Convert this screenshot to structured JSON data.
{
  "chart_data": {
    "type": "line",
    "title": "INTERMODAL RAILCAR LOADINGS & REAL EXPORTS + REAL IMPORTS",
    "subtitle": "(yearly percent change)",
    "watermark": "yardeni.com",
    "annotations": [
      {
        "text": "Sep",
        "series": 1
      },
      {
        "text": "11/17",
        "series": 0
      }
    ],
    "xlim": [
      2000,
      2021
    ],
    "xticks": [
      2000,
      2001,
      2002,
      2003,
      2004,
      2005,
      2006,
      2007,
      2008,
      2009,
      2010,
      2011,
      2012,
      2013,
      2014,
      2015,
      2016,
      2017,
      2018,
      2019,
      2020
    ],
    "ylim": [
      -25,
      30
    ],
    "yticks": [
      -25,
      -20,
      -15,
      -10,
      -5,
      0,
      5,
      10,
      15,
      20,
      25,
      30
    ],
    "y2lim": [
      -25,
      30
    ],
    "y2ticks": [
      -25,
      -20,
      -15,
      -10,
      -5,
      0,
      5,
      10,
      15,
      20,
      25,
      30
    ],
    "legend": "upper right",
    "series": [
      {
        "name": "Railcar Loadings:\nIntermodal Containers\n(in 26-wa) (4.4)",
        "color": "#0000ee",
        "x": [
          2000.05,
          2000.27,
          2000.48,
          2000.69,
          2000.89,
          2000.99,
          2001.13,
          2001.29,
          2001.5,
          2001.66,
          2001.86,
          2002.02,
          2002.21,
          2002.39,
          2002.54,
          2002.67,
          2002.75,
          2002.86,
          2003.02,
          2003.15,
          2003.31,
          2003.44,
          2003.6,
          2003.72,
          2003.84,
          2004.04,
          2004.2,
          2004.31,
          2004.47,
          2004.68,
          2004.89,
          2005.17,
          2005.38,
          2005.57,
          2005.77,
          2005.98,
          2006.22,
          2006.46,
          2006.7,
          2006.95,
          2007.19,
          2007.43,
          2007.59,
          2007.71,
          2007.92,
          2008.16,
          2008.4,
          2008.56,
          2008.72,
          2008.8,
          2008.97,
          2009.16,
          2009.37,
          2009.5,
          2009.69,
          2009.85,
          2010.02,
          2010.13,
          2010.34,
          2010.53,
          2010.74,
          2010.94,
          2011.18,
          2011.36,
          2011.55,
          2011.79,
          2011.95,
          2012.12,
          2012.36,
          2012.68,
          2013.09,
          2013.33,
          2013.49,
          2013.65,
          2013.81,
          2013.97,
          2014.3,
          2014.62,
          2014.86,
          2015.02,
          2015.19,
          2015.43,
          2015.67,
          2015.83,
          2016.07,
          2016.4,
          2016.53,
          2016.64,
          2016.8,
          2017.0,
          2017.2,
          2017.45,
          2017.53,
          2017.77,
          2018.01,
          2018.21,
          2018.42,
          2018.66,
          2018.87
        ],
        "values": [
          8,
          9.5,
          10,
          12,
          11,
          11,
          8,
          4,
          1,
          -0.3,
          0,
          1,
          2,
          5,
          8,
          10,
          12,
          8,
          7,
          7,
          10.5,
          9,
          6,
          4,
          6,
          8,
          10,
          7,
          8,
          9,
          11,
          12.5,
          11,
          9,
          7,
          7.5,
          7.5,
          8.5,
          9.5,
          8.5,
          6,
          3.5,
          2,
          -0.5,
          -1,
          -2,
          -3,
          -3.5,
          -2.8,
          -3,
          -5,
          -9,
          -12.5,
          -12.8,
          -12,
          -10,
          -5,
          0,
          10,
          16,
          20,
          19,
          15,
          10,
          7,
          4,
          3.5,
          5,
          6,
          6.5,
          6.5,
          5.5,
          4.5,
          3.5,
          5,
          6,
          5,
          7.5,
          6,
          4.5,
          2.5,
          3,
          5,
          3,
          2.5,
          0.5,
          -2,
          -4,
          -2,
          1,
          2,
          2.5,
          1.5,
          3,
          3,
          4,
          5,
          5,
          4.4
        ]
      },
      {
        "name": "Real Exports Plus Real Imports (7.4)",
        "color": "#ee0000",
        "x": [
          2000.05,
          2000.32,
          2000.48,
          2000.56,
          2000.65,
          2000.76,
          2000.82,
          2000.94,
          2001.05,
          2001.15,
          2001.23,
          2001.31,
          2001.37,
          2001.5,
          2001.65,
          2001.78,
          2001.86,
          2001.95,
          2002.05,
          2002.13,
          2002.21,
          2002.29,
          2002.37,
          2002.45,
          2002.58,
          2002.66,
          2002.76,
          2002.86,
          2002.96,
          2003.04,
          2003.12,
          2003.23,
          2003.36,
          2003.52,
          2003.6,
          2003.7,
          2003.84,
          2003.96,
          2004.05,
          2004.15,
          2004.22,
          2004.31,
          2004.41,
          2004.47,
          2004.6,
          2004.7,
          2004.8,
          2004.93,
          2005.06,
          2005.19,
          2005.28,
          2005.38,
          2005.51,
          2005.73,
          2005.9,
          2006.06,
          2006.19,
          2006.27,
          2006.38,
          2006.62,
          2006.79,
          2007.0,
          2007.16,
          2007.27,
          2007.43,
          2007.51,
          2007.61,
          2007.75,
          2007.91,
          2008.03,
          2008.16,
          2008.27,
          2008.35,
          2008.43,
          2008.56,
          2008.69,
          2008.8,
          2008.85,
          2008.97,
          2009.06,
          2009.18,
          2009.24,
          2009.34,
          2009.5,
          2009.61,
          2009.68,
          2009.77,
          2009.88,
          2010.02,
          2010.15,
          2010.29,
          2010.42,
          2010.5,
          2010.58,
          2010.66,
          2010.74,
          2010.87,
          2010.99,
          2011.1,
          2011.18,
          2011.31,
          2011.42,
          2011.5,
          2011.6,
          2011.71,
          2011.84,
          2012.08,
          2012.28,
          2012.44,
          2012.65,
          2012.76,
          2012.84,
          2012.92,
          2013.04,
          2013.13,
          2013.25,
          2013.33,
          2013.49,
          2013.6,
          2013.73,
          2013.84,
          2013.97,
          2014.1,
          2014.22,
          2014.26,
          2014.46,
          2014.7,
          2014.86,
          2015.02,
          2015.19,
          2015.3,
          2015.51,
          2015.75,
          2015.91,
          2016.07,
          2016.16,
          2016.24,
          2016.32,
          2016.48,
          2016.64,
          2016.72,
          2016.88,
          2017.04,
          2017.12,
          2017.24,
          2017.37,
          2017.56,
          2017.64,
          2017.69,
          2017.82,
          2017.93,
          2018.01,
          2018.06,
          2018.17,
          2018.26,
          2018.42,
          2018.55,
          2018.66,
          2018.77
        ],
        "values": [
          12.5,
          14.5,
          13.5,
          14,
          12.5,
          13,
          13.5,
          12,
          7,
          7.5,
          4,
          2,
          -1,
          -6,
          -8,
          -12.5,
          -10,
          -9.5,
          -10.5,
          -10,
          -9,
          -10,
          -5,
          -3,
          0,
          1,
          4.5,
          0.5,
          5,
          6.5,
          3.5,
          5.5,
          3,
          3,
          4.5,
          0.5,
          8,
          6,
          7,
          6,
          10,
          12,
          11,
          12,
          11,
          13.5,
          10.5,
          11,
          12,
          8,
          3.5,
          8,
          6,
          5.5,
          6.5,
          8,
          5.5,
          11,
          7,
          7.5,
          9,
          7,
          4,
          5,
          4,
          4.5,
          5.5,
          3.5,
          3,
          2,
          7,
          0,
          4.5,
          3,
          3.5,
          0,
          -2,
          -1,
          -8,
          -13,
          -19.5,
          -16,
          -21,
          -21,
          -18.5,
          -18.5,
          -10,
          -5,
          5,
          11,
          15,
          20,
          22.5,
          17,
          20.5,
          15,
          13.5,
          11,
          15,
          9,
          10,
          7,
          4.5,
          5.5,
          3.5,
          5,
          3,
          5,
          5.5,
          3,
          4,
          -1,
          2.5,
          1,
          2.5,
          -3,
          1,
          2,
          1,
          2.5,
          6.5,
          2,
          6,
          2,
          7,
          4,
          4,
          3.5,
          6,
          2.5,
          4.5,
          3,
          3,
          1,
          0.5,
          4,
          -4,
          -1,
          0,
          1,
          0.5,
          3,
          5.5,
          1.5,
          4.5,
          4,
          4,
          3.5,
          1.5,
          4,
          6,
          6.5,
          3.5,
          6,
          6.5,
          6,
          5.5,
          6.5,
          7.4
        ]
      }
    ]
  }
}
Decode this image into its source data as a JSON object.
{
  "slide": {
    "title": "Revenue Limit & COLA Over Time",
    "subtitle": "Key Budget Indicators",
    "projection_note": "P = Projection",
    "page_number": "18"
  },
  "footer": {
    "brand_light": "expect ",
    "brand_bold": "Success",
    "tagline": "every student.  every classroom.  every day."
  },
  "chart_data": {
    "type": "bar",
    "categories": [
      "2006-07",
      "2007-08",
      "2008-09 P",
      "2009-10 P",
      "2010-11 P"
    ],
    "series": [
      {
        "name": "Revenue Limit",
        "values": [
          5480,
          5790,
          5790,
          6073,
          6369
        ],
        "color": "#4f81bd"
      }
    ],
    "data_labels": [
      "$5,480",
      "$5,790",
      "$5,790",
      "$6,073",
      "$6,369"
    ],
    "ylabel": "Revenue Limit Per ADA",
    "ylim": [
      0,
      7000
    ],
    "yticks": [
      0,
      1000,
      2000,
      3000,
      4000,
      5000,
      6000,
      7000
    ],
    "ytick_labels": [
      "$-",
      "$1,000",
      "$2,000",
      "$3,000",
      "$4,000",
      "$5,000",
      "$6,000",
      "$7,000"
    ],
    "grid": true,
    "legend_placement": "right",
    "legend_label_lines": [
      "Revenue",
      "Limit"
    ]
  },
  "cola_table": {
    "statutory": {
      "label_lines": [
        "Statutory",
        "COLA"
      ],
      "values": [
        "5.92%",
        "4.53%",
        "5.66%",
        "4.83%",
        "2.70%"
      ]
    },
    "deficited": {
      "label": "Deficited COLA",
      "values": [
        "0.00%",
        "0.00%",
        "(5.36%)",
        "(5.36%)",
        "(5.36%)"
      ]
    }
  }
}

→ Exercise description: Where a line contains the string "color", extract that line.

→ Response to the exercise:
        "color": "#0000ee",
        "color": "#ee0000",
        "color": "#4f81bd"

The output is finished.